Work to complete = Extract the lines that carry the string "this" from the listing.

Data for processing =
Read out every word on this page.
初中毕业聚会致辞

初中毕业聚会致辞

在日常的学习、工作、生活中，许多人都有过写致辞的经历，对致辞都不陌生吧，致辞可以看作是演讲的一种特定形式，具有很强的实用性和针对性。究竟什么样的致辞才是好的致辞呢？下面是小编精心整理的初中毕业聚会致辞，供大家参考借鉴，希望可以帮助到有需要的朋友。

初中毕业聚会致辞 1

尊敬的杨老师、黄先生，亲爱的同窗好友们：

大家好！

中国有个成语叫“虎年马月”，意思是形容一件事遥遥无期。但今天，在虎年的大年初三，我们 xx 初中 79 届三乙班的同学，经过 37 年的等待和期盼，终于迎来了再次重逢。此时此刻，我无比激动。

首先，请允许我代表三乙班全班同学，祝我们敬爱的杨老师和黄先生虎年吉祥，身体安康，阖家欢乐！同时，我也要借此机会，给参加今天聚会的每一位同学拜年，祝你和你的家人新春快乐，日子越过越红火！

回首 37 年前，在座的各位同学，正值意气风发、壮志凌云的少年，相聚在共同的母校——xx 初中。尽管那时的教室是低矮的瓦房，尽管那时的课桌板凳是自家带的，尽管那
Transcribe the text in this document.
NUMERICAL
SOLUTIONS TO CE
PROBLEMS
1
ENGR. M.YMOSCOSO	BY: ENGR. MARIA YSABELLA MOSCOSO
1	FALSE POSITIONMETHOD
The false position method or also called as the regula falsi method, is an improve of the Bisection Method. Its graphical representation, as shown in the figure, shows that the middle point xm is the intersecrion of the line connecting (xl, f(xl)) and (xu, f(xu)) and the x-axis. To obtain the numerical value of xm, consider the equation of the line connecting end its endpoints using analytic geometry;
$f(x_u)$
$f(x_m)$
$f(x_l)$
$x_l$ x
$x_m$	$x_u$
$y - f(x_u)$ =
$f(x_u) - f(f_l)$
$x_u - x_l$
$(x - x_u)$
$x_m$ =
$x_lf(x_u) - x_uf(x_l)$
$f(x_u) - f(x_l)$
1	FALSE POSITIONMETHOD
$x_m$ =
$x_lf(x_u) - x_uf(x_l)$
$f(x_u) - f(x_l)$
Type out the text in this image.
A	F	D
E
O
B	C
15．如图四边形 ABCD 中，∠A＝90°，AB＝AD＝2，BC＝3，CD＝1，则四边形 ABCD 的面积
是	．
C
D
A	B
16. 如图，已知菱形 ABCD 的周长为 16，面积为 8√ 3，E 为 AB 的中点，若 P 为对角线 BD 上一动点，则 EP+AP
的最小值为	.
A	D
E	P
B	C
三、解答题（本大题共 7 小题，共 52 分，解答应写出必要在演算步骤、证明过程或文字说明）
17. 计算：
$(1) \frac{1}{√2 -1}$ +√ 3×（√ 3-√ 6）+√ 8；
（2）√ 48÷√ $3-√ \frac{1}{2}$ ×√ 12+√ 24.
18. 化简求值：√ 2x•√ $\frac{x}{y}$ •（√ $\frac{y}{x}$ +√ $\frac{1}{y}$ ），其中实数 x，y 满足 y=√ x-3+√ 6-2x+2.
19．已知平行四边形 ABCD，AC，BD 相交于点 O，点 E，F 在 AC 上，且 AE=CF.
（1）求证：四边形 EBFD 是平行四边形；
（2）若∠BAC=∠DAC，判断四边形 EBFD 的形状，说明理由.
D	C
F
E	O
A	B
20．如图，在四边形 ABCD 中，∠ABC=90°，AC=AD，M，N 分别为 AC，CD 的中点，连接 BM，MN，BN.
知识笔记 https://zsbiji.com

Answer below =
Read out every word on this page.
Transcribe the text in this document.
Type out the text in this image.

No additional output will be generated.